- **Problem**
Set out every line bearing the string "Extract".

- **Excerpted data**
----
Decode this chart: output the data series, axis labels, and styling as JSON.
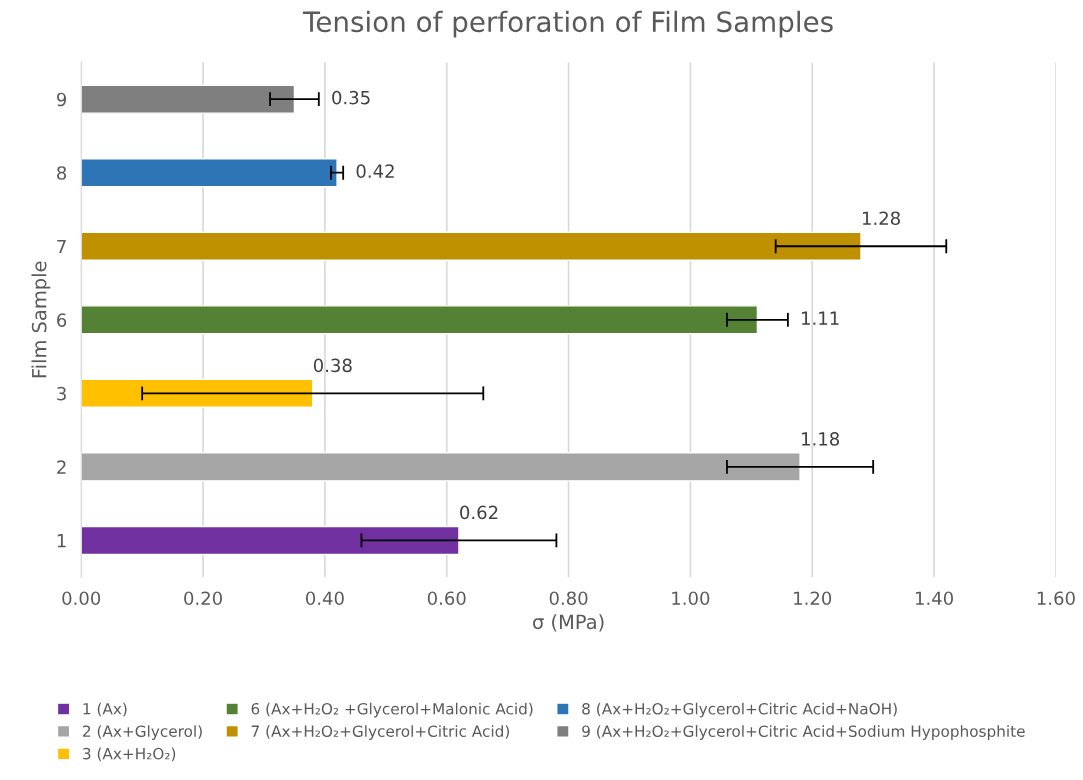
{
  "chart_data": {
    "type": "bar",
    "orientation": "horizontal",
    "title": "Tension of perforation of Film Samples",
    "xlabel": "σ (MPa)",
    "ylabel": "Film Sample",
    "categories": [
      "9",
      "8",
      "7",
      "6",
      "3",
      "2",
      "1"
    ],
    "series": [
      {
        "name": "1 (Ax)",
        "color": "#7030a0",
        "values": [
          null,
          null,
          null,
          null,
          null,
          null,
          0.62
        ],
        "errors": [
          null,
          null,
          null,
          null,
          null,
          null,
          0.16
        ]
      },
      {
        "name": "2 (Ax+Glycerol)",
        "color": "#a5a5a5",
        "values": [
          null,
          null,
          null,
          null,
          null,
          1.18,
          null
        ],
        "errors": [
          null,
          null,
          null,
          null,
          null,
          0.12,
          null
        ]
      },
      {
        "name": "3 (Ax+H₂O₂)",
        "color": "#ffc000",
        "values": [
          null,
          null,
          null,
          null,
          0.38,
          null,
          null
        ],
        "errors": [
          null,
          null,
          null,
          null,
          0.28,
          null,
          null
        ]
      },
      {
        "name": "6 (Ax+H₂O₂ +Glycerol+Malonic Acid)",
        "color": "#548235",
        "values": [
          null,
          null,
          null,
          1.11,
          null,
          null,
          null
        ],
        "errors": [
          null,
          null,
          null,
          0.05,
          null,
          null,
          null
        ]
      },
      {
        "name": "7 (Ax+H₂O₂+Glycerol+Citric Acid)",
        "color": "#bf9000",
        "values": [
          null,
          null,
          1.28,
          null,
          null,
          null,
          null
        ],
        "errors": [
          null,
          null,
          0.14,
          null,
          null,
          null,
          null
        ]
      },
      {
        "name": "8 (Ax+H₂O₂+Glycerol+Citric Acid+NaOH)",
        "color": "#2e75b6",
        "values": [
          null,
          0.42,
          null,
          null,
          null,
          null,
          null
        ],
        "errors": [
          null,
          0.01,
          null,
          null,
          null,
          null,
          null
        ]
      },
      {
        "name": "9 (Ax+H₂O₂+Glycerol+Citric Acid+Sodium Hypophosphite",
        "color": "#7f7f7f",
        "values": [
          0.35,
          null,
          null,
          null,
          null,
          null,
          null
        ],
        "errors": [
          0.04,
          null,
          null,
          null,
          null,
          null,
          null
        ]
      }
    ],
    "xlim": [
      0,
      1.6
    ],
    "xticks": [
      {
        "value": 0,
        "label": "0.00"
      },
      {
        "value": 0.2,
        "label": "0.20"
      },
      {
        "value": 0.4,
        "label": "0.40"
      },
      {
        "value": 0.6,
        "label": "0.60"
      },
      {
        "value": 0.8,
        "label": "0.80"
      },
      {
        "value": 1.0,
        "label": "1.00"
      },
      {
        "value": 1.2,
        "label": "1.20"
      },
      {
        "value": 1.4,
        "label": "1.40"
      },
      {
        "value": 1.6,
        "label": "1.60"
      }
    ],
    "grid": "x",
    "legend": "bottom",
    "data_labels": true
  }
}
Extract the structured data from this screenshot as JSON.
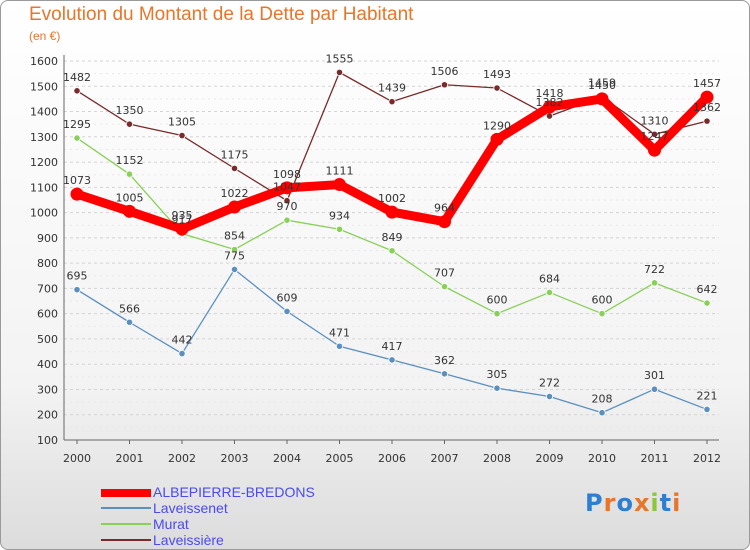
{
  "chart_data": {
    "type": "line",
    "title": "Evolution du Montant de la Dette par Habitant",
    "subtitle": "(en €)",
    "categories": [
      "2000",
      "2001",
      "2002",
      "2003",
      "2004",
      "2005",
      "2006",
      "2007",
      "2008",
      "2009",
      "2010",
      "2011",
      "2012"
    ],
    "ylim": [
      100,
      1600
    ],
    "yticks": [
      100,
      200,
      300,
      400,
      500,
      600,
      700,
      800,
      900,
      1000,
      1100,
      1200,
      1300,
      1400,
      1500,
      1600
    ],
    "grid": "horizontal dashed",
    "legend_position": "bottom-left",
    "series": [
      {
        "name": "ALBEPIERRE-BREDONS",
        "color": "#ff0000",
        "values": [
          1073,
          1005,
          935,
          1022,
          1098,
          1111,
          1002,
          964,
          1290,
          1418,
          1450,
          1247,
          1457
        ]
      },
      {
        "name": "Laveissenet",
        "color": "#5a8fc0",
        "values": [
          695,
          566,
          442,
          775,
          609,
          471,
          417,
          362,
          305,
          272,
          208,
          301,
          221
        ]
      },
      {
        "name": "Murat",
        "color": "#88d058",
        "values": [
          1295,
          1152,
          917,
          854,
          970,
          934,
          849,
          707,
          600,
          684,
          600,
          722,
          642
        ]
      },
      {
        "name": "Laveissière",
        "color": "#7a2a2a",
        "values": [
          1482,
          1350,
          1305,
          1175,
          1047,
          1555,
          1439,
          1506,
          1493,
          1382,
          1459,
          1310,
          1362
        ]
      }
    ]
  },
  "logo": {
    "text": "Proxiti"
  }
}
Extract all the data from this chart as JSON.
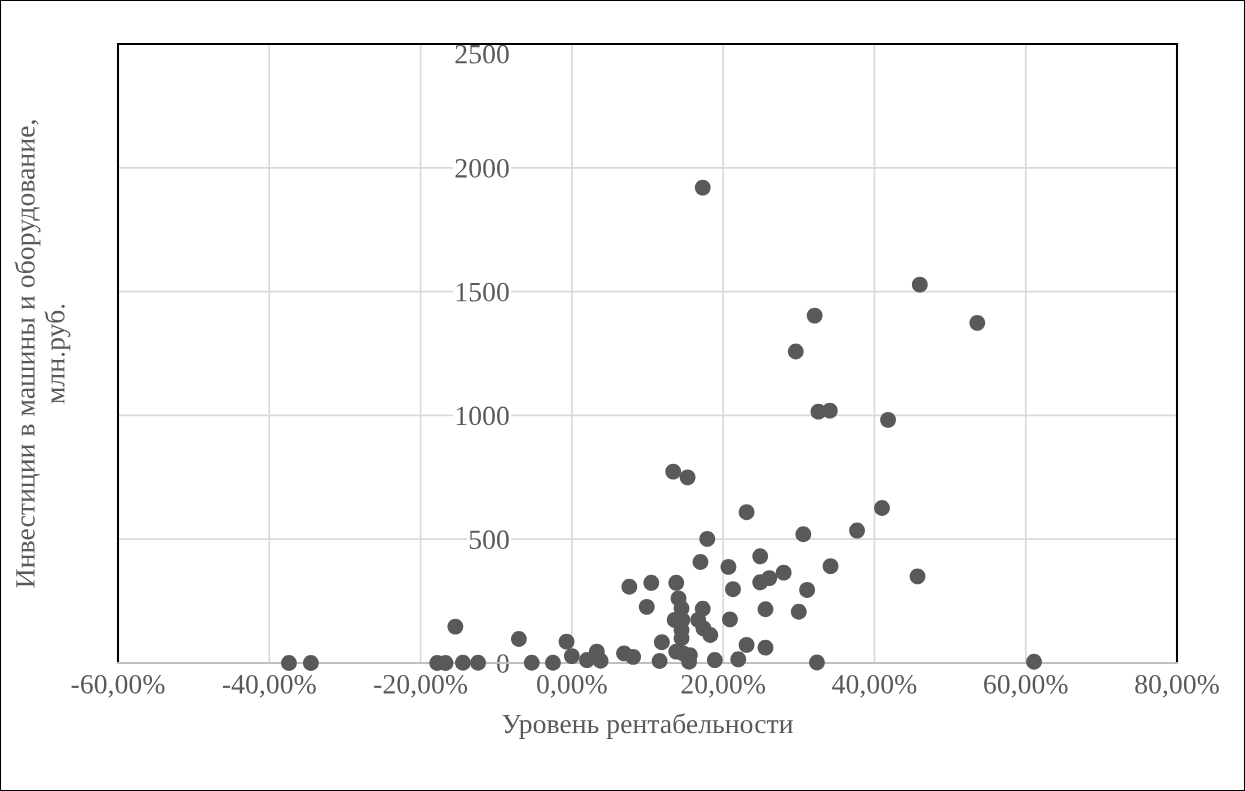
----
- **Output below**
Extract the structured data from this screenshot as JSON.
Extract all the data from this chart as JSON.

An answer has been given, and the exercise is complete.